Challenge. All records are to be retyped faithfully and completely.
===== Extracted information =====
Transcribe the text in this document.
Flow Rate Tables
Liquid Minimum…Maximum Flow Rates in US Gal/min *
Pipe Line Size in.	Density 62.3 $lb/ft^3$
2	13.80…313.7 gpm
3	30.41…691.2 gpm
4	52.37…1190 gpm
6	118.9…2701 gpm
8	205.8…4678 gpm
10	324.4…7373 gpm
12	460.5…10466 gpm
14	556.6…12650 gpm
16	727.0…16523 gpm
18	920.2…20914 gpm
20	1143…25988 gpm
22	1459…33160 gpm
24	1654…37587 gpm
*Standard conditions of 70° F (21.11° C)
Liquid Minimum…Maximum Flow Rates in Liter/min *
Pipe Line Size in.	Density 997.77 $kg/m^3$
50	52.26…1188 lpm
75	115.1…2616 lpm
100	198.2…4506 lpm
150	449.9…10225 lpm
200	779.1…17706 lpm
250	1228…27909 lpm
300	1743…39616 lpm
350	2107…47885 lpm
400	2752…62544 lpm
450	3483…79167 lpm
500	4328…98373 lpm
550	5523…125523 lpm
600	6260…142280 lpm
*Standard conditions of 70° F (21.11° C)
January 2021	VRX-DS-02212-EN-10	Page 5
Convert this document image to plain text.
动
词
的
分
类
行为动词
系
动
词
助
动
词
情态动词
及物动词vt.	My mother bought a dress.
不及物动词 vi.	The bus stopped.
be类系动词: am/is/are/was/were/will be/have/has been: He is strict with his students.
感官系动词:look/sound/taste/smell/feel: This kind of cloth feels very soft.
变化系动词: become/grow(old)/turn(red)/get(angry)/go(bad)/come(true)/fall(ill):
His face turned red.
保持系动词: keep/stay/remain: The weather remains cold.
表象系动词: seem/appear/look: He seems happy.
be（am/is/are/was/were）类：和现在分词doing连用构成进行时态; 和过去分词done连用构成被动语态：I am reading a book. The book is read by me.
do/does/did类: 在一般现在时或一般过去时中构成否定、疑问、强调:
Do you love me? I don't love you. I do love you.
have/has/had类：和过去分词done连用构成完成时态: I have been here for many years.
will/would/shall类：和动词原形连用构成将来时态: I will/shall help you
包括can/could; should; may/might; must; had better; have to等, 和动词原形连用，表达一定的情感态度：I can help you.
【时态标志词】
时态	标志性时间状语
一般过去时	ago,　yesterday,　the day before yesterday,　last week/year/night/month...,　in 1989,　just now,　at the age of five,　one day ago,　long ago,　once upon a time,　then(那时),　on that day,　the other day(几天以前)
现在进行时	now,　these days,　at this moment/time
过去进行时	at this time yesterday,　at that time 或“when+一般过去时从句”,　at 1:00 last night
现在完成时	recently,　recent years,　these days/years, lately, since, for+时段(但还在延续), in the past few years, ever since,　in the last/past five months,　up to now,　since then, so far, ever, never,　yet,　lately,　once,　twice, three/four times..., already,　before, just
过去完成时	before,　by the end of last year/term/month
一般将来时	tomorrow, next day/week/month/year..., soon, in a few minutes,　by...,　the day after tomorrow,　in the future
=====
Full solution.
Transcribe the text in this document.
Flow Rate Tables
Liquid Minimum…Maximum Flow Rates in US Gal/min *
Pipe Line Size in.	Density 62.3 $lb/ft^3$
2	13.80…313.7 gpm
3	30.41…691.2 gpm
4	52.37…1190 gpm
6	118.9…2701 gpm
8	205.8…4678 gpm
10	324.4…7373 gpm
12	460.5…10466 gpm
14	556.6…12650 gpm
16	727.0…16523 gpm
18	920.2…20914 gpm
20	1143…25988 gpm
22	1459…33160 gpm
24	1654…37587 gpm
*Standard conditions of 70° F (21.11° C)
Liquid Minimum…Maximum Flow Rates in Liter/min *
Pipe Line Size in.	Density 997.77 $kg/m^3$
50	52.26…1188 lpm
75	115.1…2616 lpm
100	198.2…4506 lpm
150	449.9…10225 lpm
200	779.1…17706 lpm
250	1228…27909 lpm
300	1743…39616 lpm
350	2107…47885 lpm
400	2752…62544 lpm
450	3483…79167 lpm
500	4328…98373 lpm
550	5523…125523 lpm
600	6260…142280 lpm
*Standard conditions of 70° F (21.11° C)
January 2021	VRX-DS-02212-EN-10	Page 5
Convert this document image to plain text.
动
词
的
分
类
行为动词
系
动
词
助
动
词
情态动词
及物动词vt.	My mother bought a dress.
不及物动词 vi.	The bus stopped.
be类系动词: am/is/are/was/were/will be/have/has been: He is strict with his students.
感官系动词:look/sound/taste/smell/feel: This kind of cloth feels very soft.
变化系动词: become/grow(old)/turn(red)/get(angry)/go(bad)/come(true)/fall(ill):
His face turned red.
保持系动词: keep/stay/remain: The weather remains cold.
表象系动词: seem/appear/look: He seems happy.
be（am/is/are/was/were）类：和现在分词doing连用构成进行时态; 和过去分词done连用构成被动语态：I am reading a book. The book is read by me.
do/does/did类: 在一般现在时或一般过去时中构成否定、疑问、强调:
Do you love me? I don't love you. I do love you.
have/has/had类：和过去分词done连用构成完成时态: I have been here for many years.
will/would/shall类：和动词原形连用构成将来时态: I will/shall help you
包括can/could; should; may/might; must; had better; have to等, 和动词原形连用，表达一定的情感态度：I can help you.
【时态标志词】
时态	标志性时间状语
一般过去时	ago,　yesterday,　the day before yesterday,　last week/year/night/month...,　in 1989,　just now,　at the age of five,　one day ago,　long ago,　once upon a time,　then(那时),　on that day,　the other day(几天以前)
现在进行时	now,　these days,　at this moment/time
过去进行时	at this time yesterday,　at that time 或“when+一般过去时从句”,　at 1:00 last night
现在完成时	recently,　recent years,　these days/years, lately, since, for+时段(但还在延续), in the past few years, ever since,　in the last/past five months,　up to now,　since then, so far, ever, never,　yet,　lately,　once,　twice, three/four times..., already,　before, just
过去完成时	before,　by the end of last year/term/month
一般将来时	tomorrow, next day/week/month/year..., soon, in a few minutes,　by...,　the day after tomorrow,　in the future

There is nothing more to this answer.